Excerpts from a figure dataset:

-- Begin --

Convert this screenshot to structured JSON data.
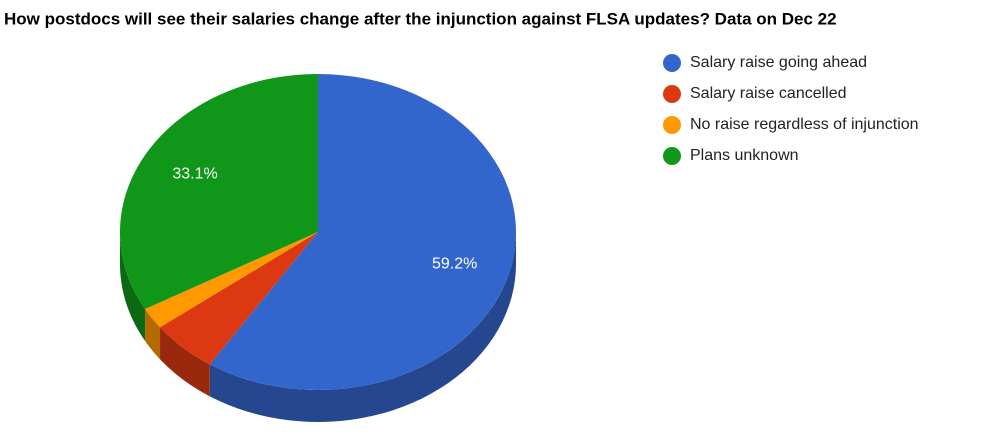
{
  "chart_data": {
    "type": "pie3d",
    "title": "How postdocs will see their salaries change after the injunction against FLSA updates? Data on Dec 22",
    "categories": [
      "Salary raise going ahead",
      "Salary raise cancelled",
      "No raise regardless of injunction",
      "Plans unknown"
    ],
    "values": [
      59.2,
      5.5,
      2.2,
      33.1
    ],
    "value_labels": [
      "59.2%",
      null,
      null,
      "33.1%"
    ],
    "colors": [
      "#3366cc",
      "#dc3912",
      "#ff9900",
      "#109618"
    ],
    "legend": "right"
  }
}
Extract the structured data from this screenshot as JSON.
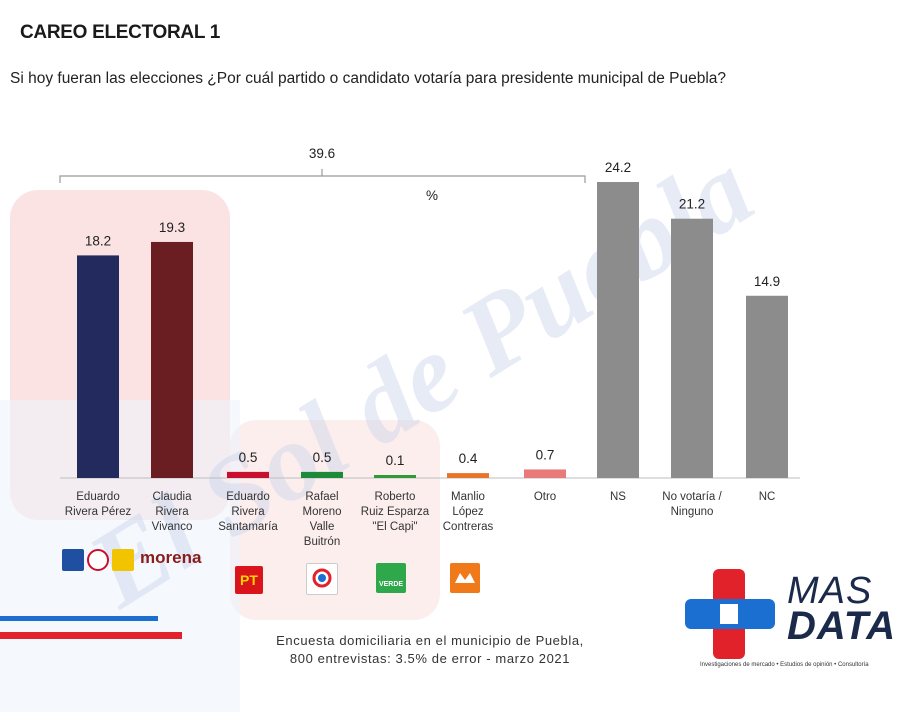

-- End --

Goal:
Without the pictures, return the entries exactly as they appear.

Task response:
Convert this screenshot to structured JSON data.
{
  "chart_data": {
    "type": "pie3d",
    "title": "How postdocs will see their salaries change after the injunction against FLSA updates? Data on Dec 22",
    "categories": [
      "Salary raise going ahead",
      "Salary raise cancelled",
      "No raise regardless of injunction",
      "Plans unknown"
    ],
    "values": [
      59.2,
      5.5,
      2.2,
      33.1
    ],
    "value_labels": [
      "59.2%",
      null,
      null,
      "33.1%"
    ],
    "colors": [
      "#3366cc",
      "#dc3912",
      "#ff9900",
      "#109618"
    ],
    "legend": "right"
  }
}
Extract the structured data from this screenshot as JSON.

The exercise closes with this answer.